'''

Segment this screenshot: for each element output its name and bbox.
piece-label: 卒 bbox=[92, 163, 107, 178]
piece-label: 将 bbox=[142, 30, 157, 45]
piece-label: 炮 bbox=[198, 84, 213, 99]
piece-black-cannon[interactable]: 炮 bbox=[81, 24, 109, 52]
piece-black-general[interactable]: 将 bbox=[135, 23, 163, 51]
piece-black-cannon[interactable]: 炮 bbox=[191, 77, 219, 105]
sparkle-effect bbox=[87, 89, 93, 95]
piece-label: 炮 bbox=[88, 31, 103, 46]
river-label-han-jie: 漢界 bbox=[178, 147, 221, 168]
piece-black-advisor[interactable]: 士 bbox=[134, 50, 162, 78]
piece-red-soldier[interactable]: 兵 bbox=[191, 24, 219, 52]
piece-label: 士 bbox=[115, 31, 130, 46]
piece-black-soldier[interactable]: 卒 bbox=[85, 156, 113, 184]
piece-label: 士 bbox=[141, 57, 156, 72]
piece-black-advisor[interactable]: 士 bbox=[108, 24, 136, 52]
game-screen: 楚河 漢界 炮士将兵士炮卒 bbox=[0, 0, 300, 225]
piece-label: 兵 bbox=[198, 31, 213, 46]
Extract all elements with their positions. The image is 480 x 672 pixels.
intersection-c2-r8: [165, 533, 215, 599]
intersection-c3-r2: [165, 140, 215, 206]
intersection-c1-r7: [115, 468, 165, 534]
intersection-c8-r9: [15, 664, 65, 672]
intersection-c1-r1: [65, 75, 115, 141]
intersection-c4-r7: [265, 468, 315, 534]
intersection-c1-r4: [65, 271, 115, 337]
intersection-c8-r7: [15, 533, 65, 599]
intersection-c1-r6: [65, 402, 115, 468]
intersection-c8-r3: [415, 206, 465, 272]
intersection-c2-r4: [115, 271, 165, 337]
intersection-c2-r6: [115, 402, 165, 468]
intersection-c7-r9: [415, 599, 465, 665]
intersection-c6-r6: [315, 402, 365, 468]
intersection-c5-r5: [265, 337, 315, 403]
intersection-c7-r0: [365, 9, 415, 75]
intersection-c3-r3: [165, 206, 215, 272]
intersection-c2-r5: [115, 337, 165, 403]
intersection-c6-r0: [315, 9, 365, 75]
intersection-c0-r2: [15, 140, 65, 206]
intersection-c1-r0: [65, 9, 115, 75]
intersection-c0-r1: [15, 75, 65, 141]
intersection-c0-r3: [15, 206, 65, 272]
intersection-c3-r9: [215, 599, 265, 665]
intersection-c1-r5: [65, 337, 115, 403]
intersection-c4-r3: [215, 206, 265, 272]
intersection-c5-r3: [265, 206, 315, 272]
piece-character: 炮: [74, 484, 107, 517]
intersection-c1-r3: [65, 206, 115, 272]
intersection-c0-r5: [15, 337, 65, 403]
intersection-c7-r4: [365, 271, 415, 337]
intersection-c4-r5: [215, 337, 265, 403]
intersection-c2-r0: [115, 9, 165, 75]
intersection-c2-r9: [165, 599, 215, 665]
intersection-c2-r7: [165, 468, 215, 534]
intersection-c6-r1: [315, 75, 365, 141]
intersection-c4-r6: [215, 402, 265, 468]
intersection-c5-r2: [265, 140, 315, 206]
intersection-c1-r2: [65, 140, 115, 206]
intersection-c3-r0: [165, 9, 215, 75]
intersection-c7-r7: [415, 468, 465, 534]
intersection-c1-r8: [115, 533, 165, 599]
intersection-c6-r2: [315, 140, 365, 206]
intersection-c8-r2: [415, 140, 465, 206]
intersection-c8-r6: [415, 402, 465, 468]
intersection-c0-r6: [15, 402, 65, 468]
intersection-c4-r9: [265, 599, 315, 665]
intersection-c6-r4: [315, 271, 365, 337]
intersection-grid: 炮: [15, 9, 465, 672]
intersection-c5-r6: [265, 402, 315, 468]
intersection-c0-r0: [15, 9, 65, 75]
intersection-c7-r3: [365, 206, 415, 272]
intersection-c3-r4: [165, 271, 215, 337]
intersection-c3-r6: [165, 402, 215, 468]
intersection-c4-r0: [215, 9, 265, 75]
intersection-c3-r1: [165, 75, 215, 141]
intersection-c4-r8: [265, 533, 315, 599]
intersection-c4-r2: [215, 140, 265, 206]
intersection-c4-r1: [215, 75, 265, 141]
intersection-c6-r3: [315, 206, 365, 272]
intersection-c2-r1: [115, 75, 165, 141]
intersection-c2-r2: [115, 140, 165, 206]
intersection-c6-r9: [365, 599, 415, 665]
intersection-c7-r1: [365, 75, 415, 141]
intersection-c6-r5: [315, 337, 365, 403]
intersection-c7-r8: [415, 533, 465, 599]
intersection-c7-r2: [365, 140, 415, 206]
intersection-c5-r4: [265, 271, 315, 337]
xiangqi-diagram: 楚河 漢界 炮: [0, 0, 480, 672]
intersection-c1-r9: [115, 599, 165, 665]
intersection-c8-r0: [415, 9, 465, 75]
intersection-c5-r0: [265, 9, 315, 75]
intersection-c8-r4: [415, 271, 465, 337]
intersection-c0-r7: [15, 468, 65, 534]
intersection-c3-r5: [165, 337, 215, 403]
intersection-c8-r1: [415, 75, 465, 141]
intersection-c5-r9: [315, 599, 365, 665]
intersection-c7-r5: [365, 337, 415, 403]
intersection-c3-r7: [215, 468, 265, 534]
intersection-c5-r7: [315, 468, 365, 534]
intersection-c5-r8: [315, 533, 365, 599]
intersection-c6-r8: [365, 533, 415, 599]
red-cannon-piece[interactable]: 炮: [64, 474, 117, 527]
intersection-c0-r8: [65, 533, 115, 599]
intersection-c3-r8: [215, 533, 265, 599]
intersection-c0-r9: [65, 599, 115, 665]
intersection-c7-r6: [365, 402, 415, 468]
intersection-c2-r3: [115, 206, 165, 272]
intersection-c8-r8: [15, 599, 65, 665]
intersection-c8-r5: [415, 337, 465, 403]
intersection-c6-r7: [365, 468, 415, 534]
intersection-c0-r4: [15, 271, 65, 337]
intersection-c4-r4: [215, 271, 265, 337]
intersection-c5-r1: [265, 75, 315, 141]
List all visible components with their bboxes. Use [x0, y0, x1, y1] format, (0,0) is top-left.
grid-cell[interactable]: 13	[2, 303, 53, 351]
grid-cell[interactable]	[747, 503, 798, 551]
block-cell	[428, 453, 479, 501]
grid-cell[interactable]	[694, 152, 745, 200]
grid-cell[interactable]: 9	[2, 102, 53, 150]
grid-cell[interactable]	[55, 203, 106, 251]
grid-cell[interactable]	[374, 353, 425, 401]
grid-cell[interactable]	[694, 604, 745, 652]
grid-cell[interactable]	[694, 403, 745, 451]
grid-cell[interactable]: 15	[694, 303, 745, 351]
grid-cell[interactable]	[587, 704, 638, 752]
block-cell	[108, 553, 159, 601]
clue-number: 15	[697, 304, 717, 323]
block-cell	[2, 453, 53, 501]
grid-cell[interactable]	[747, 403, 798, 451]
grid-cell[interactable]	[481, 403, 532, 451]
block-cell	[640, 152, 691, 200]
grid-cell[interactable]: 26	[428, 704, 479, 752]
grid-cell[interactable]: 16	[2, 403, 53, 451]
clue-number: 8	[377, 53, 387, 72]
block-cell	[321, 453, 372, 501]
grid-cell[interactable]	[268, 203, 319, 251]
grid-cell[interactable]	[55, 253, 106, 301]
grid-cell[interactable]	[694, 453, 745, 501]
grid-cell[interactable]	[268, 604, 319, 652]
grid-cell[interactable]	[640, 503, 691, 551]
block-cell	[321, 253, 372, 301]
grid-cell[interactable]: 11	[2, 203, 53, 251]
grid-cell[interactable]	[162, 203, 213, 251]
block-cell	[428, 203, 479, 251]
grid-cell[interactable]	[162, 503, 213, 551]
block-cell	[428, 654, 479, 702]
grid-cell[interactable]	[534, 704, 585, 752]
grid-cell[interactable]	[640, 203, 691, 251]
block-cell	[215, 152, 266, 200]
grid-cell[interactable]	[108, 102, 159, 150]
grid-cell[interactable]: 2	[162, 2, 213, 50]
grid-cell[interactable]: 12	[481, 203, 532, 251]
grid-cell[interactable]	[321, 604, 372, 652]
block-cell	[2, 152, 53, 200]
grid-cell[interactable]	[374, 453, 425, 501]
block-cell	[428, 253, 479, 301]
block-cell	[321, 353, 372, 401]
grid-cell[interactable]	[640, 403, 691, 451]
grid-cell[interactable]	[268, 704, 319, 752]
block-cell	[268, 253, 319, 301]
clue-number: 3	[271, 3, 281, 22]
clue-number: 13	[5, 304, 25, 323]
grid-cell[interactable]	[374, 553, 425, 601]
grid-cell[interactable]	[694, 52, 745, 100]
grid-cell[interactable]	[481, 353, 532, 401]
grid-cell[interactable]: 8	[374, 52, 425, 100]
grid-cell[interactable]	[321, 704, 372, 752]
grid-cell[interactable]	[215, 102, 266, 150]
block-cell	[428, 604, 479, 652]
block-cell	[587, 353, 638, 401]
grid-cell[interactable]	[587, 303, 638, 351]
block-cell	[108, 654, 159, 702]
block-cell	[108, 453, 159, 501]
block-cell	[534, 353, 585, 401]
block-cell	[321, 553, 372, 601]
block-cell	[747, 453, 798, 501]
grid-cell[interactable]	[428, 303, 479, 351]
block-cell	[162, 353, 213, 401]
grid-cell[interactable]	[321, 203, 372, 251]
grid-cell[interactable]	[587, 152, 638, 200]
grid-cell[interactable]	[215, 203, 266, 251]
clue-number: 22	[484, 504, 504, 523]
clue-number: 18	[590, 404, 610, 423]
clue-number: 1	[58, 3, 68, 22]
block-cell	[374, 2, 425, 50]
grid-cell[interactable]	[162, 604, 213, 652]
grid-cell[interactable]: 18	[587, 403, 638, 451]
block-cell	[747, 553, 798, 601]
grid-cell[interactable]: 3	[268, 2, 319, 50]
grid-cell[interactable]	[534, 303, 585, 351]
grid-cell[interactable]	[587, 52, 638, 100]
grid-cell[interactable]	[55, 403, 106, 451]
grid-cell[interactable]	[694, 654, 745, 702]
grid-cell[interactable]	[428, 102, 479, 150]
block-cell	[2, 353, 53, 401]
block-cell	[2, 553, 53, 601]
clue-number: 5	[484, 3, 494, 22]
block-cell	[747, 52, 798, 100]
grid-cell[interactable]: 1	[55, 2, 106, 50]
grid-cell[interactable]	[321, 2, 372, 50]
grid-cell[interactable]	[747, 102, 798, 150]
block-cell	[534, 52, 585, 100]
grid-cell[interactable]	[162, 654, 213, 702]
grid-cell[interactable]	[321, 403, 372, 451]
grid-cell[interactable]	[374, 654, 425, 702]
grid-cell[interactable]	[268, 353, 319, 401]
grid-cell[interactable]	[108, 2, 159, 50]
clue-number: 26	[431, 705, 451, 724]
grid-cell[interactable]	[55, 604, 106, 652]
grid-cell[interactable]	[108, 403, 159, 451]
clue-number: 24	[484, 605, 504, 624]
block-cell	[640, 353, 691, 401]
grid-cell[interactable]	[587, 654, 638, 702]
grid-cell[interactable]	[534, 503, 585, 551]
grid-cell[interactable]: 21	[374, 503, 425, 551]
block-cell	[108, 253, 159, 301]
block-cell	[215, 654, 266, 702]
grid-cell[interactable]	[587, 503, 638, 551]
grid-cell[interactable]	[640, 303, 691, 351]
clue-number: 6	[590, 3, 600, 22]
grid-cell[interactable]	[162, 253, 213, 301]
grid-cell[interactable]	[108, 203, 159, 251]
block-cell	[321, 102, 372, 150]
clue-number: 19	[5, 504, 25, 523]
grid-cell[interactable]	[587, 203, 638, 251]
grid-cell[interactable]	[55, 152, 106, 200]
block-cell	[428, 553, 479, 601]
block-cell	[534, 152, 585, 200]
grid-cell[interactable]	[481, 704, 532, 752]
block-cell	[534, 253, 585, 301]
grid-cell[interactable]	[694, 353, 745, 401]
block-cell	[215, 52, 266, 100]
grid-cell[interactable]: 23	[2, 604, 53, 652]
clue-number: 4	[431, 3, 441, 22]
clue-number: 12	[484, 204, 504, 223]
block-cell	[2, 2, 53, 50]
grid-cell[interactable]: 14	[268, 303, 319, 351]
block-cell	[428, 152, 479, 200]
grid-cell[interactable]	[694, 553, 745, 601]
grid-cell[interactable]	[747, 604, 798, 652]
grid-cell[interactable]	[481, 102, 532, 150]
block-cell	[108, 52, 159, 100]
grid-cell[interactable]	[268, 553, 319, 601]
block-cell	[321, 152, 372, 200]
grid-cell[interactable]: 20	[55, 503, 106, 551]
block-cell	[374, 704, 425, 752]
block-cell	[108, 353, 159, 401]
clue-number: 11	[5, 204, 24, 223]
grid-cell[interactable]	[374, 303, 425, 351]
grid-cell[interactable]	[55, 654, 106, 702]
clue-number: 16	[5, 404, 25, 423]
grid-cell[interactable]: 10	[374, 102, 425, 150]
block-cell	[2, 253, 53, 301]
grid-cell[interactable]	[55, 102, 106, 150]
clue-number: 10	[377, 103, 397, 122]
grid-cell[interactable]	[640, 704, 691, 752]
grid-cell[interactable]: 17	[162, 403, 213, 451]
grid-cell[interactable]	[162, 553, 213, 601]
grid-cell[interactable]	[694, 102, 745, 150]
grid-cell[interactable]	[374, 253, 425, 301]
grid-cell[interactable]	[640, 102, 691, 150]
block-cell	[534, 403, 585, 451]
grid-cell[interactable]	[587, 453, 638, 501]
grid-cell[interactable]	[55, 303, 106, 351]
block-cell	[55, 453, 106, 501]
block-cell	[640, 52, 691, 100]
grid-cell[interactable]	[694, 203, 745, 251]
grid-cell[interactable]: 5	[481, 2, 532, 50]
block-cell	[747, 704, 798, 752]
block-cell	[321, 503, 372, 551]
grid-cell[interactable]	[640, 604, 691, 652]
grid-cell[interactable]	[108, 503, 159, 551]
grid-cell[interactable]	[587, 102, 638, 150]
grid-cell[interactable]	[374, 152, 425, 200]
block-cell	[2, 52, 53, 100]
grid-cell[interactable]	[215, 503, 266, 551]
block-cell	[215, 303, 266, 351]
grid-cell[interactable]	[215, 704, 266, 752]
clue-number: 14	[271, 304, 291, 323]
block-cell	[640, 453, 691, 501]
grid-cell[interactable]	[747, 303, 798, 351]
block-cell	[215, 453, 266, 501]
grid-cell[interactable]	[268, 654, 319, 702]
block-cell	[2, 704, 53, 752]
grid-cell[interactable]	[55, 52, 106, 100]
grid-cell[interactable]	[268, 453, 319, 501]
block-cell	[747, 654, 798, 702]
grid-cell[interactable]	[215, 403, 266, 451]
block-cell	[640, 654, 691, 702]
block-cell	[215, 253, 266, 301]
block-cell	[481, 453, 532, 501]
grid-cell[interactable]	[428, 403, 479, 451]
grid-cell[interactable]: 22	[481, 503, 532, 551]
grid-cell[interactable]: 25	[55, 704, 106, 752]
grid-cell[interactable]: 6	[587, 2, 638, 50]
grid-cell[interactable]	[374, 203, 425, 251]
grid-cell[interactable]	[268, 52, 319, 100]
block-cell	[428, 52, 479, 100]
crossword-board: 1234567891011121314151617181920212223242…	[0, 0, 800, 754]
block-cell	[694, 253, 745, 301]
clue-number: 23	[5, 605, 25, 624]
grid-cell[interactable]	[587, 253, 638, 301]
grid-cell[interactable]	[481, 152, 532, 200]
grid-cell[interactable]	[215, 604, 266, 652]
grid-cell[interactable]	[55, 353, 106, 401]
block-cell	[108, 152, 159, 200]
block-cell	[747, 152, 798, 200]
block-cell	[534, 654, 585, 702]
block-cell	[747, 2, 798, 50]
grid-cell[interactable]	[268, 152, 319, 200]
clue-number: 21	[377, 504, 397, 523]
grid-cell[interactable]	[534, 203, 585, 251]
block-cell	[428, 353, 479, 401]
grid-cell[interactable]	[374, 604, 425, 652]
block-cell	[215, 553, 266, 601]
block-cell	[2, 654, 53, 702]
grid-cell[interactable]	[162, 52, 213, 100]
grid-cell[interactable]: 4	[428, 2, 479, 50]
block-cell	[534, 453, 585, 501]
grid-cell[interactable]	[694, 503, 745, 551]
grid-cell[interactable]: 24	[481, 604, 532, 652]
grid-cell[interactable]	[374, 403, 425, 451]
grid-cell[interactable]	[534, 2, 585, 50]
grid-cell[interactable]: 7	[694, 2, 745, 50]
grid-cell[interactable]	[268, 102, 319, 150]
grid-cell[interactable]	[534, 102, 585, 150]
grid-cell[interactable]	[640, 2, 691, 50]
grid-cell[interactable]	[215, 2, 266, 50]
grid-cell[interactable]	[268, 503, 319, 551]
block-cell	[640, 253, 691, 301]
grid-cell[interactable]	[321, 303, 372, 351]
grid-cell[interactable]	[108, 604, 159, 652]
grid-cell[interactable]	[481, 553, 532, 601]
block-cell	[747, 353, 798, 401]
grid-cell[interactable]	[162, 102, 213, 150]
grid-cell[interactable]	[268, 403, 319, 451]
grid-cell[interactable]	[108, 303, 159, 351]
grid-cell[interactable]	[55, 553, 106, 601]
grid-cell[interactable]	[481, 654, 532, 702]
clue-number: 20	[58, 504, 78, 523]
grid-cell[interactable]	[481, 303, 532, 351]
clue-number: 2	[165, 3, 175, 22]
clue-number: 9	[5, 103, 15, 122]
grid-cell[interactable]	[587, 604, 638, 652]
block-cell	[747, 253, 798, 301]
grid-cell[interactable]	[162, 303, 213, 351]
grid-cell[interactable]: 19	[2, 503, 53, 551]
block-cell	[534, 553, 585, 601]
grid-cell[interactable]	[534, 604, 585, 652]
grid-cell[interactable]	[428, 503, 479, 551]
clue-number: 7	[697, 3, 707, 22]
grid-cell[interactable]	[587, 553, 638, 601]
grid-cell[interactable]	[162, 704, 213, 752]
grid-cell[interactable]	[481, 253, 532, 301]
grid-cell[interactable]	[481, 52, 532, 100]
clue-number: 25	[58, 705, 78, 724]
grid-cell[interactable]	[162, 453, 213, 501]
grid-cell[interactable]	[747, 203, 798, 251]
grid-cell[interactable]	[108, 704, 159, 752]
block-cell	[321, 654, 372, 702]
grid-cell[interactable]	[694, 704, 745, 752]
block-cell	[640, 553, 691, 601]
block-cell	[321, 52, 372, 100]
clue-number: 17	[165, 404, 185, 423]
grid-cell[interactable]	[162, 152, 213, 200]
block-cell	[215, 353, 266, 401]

'''

- TASK GOAL -
Transcribe the rows from the start of the records through the line containing "intersection-c3-r2: [165, 140, 215, 206]", keeping every character unchanged.

- EXERCISE ANSWER -
Segment this screenshot: for each element output its name and bbox.
piece-label: 卒 bbox=[92, 163, 107, 178]
piece-label: 将 bbox=[142, 30, 157, 45]
piece-label: 炮 bbox=[198, 84, 213, 99]
piece-black-cannon[interactable]: 炮 bbox=[81, 24, 109, 52]
piece-black-general[interactable]: 将 bbox=[135, 23, 163, 51]
piece-black-cannon[interactable]: 炮 bbox=[191, 77, 219, 105]
sparkle-effect bbox=[87, 89, 93, 95]
piece-label: 炮 bbox=[88, 31, 103, 46]
river-label-han-jie: 漢界 bbox=[178, 147, 221, 168]
piece-black-advisor[interactable]: 士 bbox=[134, 50, 162, 78]
piece-red-soldier[interactable]: 兵 bbox=[191, 24, 219, 52]
piece-label: 士 bbox=[115, 31, 130, 46]
piece-black-soldier[interactable]: 卒 bbox=[85, 156, 113, 184]
piece-label: 士 bbox=[141, 57, 156, 72]
piece-black-advisor[interactable]: 士 bbox=[108, 24, 136, 52]
game-screen: 楚河 漢界 炮士将兵士炮卒 bbox=[0, 0, 300, 225]
piece-label: 兵 bbox=[198, 31, 213, 46]
Extract all elements with their positions. The image is 480 x 672 pixels.
intersection-c2-r8: [165, 533, 215, 599]
intersection-c3-r2: [165, 140, 215, 206]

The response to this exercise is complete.